Count lines, not occurrences: report how many lines in the records hold the string "SALMÃO", and nothing else.
╔══
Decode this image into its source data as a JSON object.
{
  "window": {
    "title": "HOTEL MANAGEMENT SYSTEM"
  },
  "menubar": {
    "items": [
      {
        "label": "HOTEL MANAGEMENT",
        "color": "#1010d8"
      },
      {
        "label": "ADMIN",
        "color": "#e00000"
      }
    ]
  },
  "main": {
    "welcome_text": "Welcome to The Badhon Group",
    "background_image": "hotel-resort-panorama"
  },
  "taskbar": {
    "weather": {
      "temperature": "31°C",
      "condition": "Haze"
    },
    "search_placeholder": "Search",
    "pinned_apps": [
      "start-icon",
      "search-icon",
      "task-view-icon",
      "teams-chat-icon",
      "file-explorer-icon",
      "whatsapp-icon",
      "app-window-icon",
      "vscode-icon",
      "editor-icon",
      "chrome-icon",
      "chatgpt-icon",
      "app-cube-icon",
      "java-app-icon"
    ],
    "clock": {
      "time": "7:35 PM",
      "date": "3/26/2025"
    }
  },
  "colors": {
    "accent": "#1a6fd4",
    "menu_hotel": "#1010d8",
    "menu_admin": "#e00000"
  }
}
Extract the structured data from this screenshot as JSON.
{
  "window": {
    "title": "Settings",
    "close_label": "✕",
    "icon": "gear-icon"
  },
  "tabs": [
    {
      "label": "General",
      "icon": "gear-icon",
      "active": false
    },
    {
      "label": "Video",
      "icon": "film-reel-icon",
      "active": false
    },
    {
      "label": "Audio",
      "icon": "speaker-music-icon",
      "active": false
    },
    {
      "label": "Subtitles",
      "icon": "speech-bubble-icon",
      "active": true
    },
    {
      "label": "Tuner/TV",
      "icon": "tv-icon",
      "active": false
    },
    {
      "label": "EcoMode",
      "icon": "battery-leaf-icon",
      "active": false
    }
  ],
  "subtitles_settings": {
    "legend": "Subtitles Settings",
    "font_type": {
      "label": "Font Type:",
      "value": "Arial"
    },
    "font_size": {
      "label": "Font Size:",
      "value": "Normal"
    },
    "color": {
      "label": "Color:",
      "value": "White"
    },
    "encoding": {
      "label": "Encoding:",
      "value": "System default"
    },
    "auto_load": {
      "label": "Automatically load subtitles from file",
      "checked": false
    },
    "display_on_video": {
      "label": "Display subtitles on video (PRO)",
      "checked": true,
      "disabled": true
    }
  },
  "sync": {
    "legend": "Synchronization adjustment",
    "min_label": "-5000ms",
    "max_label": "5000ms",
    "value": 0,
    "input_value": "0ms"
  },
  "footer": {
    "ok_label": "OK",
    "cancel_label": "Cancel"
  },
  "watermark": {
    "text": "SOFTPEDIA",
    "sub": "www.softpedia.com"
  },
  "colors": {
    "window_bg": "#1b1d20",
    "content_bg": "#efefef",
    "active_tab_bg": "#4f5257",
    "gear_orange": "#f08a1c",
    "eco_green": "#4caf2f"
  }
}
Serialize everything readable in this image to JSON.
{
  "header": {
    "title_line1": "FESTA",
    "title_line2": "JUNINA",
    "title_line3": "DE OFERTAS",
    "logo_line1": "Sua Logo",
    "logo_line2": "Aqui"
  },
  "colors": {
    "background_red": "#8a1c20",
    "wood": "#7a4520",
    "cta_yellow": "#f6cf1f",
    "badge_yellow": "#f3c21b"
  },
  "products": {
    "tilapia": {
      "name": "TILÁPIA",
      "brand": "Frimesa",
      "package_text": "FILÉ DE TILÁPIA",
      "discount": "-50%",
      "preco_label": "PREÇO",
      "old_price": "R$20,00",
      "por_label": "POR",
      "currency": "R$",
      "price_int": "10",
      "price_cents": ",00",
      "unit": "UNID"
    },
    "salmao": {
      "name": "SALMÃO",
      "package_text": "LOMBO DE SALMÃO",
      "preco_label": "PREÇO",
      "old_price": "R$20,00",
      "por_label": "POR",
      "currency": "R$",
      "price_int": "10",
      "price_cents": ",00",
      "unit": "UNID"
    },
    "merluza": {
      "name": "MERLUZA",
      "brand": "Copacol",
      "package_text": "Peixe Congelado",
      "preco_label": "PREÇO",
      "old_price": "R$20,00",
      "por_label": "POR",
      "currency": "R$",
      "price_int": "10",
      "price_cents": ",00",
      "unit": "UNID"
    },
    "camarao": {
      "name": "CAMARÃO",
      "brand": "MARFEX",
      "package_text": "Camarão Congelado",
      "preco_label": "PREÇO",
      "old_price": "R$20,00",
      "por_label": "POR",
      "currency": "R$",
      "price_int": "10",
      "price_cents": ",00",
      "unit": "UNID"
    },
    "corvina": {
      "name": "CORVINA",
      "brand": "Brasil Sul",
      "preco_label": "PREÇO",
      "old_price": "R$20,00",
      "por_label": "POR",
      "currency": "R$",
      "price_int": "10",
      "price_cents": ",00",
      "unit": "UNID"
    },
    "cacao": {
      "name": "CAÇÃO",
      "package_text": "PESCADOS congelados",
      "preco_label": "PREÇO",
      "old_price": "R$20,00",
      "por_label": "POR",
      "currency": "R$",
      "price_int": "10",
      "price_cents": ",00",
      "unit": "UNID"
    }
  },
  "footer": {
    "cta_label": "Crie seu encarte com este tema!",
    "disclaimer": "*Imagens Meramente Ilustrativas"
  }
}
╚══
## WRITTEN ANSWER
2